TASK BRIEF :: Write out every entry exactly as it appears.

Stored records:
· · ·

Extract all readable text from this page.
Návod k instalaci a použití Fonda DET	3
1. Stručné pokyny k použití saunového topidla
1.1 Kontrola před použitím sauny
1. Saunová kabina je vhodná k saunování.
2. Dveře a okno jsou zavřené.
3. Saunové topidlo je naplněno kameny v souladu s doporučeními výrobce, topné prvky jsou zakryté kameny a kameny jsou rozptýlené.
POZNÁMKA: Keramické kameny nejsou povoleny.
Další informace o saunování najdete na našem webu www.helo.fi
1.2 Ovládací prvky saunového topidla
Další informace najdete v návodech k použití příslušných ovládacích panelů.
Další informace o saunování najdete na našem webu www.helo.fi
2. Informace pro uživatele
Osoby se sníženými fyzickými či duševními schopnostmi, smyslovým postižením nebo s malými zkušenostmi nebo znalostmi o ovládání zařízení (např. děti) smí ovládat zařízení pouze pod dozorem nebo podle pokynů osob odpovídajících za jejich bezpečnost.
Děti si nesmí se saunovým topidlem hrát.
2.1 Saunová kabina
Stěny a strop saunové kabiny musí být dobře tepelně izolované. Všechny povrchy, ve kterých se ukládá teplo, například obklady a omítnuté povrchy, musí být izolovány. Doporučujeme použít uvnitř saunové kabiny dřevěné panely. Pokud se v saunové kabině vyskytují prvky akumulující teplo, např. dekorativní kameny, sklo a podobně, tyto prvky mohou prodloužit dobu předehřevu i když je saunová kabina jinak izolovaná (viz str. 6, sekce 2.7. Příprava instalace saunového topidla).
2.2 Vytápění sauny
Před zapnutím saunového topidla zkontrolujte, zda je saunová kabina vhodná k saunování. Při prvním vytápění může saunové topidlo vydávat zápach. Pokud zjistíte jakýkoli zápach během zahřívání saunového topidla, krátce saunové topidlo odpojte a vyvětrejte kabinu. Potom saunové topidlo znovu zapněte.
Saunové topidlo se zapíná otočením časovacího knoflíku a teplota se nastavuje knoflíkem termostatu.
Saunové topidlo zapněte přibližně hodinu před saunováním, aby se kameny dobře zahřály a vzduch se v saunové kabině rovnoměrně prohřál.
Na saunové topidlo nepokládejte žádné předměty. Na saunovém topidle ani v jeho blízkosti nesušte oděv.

· · ·

SOLVED EXERCISE ::
Extract all readable text from this page.
Návod k instalaci a použití Fonda DET	3
1. Stručné pokyny k použití saunového topidla
1.1 Kontrola před použitím sauny
1. Saunová kabina je vhodná k saunování.
2. Dveře a okno jsou zavřené.
3. Saunové topidlo je naplněno kameny v souladu s doporučeními výrobce, topné prvky jsou zakryté kameny a kameny jsou rozptýlené.
POZNÁMKA: Keramické kameny nejsou povoleny.
Další informace o saunování najdete na našem webu www.helo.fi
1.2 Ovládací prvky saunového topidla
Další informace najdete v návodech k použití příslušných ovládacích panelů.
Další informace o saunování najdete na našem webu www.helo.fi
2. Informace pro uživatele
Osoby se sníženými fyzickými či duševními schopnostmi, smyslovým postižením nebo s malými zkušenostmi nebo znalostmi o ovládání zařízení (např. děti) smí ovládat zařízení pouze pod dozorem nebo podle pokynů osob odpovídajících za jejich bezpečnost.
Děti si nesmí se saunovým topidlem hrát.
2.1 Saunová kabina
Stěny a strop saunové kabiny musí být dobře tepelně izolované. Všechny povrchy, ve kterých se ukládá teplo, například obklady a omítnuté povrchy, musí být izolovány. Doporučujeme použít uvnitř saunové kabiny dřevěné panely. Pokud se v saunové kabině vyskytují prvky akumulující teplo, např. dekorativní kameny, sklo a podobně, tyto prvky mohou prodloužit dobu předehřevu i když je saunová kabina jinak izolovaná (viz str. 6, sekce 2.7. Příprava instalace saunového topidla).
2.2 Vytápění sauny
Před zapnutím saunového topidla zkontrolujte, zda je saunová kabina vhodná k saunování. Při prvním vytápění může saunové topidlo vydávat zápach. Pokud zjistíte jakýkoli zápach během zahřívání saunového topidla, krátce saunové topidlo odpojte a vyvětrejte kabinu. Potom saunové topidlo znovu zapněte.
Saunové topidlo se zapíná otočením časovacího knoflíku a teplota se nastavuje knoflíkem termostatu.
Saunové topidlo zapněte přibližně hodinu před saunováním, aby se kameny dobře zahřály a vzduch se v saunové kabině rovnoměrně prohřál.
Na saunové topidlo nepokládejte žádné předměty. Na saunovém topidle ani v jeho blízkosti nesušte oděv.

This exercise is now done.